• [EXERCISE PROMPT]:
Look through the data below. Collect every line where the word "JSON" occurs.

• [EXERCISE DATA]:
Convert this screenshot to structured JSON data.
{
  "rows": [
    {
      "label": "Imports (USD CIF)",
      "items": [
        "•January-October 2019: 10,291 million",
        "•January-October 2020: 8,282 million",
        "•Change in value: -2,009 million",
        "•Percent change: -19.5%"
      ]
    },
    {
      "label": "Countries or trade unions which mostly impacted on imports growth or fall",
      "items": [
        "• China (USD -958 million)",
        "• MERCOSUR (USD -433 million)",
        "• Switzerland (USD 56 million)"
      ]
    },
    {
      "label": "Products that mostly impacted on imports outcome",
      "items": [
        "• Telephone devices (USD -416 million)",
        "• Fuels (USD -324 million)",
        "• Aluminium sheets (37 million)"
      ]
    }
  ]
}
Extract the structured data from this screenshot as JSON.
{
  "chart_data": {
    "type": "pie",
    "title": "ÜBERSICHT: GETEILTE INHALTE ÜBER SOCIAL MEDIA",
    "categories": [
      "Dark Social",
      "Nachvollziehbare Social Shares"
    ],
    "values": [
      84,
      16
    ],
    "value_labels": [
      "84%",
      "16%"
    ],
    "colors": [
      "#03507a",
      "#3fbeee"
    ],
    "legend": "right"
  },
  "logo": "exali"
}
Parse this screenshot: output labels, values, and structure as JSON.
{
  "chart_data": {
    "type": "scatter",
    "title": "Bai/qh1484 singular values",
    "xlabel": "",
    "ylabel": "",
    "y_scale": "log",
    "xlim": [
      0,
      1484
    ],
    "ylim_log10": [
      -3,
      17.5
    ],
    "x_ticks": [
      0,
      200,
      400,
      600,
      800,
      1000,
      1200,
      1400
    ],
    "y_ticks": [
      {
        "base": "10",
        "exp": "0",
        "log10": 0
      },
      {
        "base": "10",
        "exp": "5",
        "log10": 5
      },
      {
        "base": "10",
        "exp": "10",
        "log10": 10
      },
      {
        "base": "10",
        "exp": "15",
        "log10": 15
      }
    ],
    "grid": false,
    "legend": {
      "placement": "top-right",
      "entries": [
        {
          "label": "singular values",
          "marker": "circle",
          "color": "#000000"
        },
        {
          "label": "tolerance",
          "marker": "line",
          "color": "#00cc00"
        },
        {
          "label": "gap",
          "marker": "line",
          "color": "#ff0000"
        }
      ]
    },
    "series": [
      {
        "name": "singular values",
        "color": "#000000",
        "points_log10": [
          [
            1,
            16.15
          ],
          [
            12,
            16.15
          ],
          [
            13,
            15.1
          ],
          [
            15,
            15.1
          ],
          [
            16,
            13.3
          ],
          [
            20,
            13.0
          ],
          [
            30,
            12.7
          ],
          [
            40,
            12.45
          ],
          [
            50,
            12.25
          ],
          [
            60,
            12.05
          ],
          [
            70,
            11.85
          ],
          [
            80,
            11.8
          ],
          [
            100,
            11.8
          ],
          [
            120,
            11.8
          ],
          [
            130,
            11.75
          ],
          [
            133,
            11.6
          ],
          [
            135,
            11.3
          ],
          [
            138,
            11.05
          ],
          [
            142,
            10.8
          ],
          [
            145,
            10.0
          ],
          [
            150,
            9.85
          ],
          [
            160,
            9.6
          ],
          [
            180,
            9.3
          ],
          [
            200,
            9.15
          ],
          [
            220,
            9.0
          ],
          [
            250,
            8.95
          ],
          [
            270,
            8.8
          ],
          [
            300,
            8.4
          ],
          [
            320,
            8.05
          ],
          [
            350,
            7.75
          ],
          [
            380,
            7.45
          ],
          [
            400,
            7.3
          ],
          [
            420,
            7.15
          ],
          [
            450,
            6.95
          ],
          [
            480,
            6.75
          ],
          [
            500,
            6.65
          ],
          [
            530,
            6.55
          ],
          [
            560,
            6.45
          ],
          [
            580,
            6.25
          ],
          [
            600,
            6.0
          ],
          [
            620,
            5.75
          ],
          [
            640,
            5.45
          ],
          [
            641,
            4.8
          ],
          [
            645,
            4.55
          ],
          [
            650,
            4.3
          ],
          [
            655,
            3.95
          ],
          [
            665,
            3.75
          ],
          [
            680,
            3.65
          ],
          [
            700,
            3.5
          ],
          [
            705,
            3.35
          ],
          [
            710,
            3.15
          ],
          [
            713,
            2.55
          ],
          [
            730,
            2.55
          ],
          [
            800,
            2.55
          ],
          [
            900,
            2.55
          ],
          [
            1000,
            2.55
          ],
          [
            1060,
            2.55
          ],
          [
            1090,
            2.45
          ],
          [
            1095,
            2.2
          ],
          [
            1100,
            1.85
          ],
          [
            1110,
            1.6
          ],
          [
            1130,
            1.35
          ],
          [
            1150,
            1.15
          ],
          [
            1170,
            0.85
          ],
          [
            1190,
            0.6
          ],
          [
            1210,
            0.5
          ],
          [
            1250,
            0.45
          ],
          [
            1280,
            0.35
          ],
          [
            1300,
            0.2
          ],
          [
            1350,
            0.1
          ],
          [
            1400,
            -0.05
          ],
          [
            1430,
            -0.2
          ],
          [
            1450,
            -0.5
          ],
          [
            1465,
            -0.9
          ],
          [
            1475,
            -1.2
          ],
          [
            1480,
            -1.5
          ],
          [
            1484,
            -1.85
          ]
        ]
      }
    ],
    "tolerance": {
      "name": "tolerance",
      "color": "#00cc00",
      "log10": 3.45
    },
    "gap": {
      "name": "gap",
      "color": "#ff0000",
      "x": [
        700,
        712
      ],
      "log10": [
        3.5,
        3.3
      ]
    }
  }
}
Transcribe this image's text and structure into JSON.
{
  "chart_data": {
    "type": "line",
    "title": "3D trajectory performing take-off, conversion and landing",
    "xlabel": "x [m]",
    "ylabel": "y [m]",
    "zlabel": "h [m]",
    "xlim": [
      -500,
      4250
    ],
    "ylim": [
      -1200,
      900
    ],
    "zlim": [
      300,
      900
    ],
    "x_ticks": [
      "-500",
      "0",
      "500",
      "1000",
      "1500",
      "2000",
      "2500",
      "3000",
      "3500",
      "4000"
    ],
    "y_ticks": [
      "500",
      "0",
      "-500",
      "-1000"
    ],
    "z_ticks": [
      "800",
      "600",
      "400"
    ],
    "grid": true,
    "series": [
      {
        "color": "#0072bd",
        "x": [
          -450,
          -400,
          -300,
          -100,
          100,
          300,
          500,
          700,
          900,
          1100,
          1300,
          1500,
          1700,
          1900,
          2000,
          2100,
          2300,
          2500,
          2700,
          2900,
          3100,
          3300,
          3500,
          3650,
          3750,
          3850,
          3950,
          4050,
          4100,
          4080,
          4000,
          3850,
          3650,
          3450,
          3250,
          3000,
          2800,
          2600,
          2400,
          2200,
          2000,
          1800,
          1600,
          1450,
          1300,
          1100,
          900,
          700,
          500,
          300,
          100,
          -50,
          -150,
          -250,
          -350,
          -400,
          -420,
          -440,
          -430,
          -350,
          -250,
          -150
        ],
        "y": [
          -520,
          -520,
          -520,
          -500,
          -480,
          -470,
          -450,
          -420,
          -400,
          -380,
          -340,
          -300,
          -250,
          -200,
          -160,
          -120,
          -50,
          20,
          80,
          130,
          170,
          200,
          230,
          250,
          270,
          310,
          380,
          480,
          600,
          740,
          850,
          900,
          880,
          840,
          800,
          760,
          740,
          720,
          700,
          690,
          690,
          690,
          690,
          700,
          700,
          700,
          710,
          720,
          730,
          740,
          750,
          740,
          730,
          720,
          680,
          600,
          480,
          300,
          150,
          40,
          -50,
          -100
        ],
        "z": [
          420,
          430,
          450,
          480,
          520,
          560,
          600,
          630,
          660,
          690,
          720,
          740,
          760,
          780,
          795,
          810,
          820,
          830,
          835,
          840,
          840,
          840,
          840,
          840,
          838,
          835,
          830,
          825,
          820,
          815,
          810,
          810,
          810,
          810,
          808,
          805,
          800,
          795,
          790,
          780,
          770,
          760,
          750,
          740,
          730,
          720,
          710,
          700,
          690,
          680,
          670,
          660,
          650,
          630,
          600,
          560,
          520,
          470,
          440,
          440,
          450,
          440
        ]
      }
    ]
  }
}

• [EXPECTED ANSWER]:
Convert this screenshot to structured JSON data.
Extract the structured data from this screenshot as JSON.
Parse this screenshot: output labels, values, and structure as JSON.
Transcribe this image's text and structure into JSON.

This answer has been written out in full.